## Begin

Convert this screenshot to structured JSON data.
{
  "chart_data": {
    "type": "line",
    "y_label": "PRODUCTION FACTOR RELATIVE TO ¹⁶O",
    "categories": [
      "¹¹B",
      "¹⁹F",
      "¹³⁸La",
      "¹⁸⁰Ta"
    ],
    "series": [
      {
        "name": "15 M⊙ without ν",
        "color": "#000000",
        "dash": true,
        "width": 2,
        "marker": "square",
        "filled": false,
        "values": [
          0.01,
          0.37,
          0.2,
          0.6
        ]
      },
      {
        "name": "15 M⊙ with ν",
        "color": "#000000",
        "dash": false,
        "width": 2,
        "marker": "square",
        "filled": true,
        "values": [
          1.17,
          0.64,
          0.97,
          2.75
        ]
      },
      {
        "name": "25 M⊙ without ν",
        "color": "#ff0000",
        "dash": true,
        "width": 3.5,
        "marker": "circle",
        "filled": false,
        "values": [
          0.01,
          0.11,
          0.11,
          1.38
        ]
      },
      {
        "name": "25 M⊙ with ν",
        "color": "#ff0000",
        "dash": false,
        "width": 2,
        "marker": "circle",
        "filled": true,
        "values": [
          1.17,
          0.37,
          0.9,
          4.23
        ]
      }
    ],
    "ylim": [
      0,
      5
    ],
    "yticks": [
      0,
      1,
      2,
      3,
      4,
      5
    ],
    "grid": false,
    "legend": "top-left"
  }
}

## End

**Directions for this task:** Copy the data above in full, character for character.

**Answer to this problem:**
Convert this screenshot to structured JSON data.
{
  "chart_data": {
    "type": "line",
    "y_label": "PRODUCTION FACTOR RELATIVE TO ¹⁶O",
    "categories": [
      "¹¹B",
      "¹⁹F",
      "¹³⁸La",
      "¹⁸⁰Ta"
    ],
    "series": [
      {
        "name": "15 M⊙ without ν",
        "color": "#000000",
        "dash": true,
        "width": 2,
        "marker": "square",
        "filled": false,
        "values": [
          0.01,
          0.37,
          0.2,
          0.6
        ]
      },
      {
        "name": "15 M⊙ with ν",
        "color": "#000000",
        "dash": false,
        "width": 2,
        "marker": "square",
        "filled": true,
        "values": [
          1.17,
          0.64,
          0.97,
          2.75
        ]
      },
      {
        "name": "25 M⊙ without ν",
        "color": "#ff0000",
        "dash": true,
        "width": 3.5,
        "marker": "circle",
        "filled": false,
        "values": [
          0.01,
          0.11,
          0.11,
          1.38
        ]
      },
      {
        "name": "25 M⊙ with ν",
        "color": "#ff0000",
        "dash": false,
        "width": 2,
        "marker": "circle",
        "filled": true,
        "values": [
          1.17,
          0.37,
          0.9,
          4.23
        ]
      }
    ],
    "ylim": [
      0,
      5
    ],
    "yticks": [
      0,
      1,
      2,
      3,
      4,
      5
    ],
    "grid": false,
    "legend": "top-left"
  }
}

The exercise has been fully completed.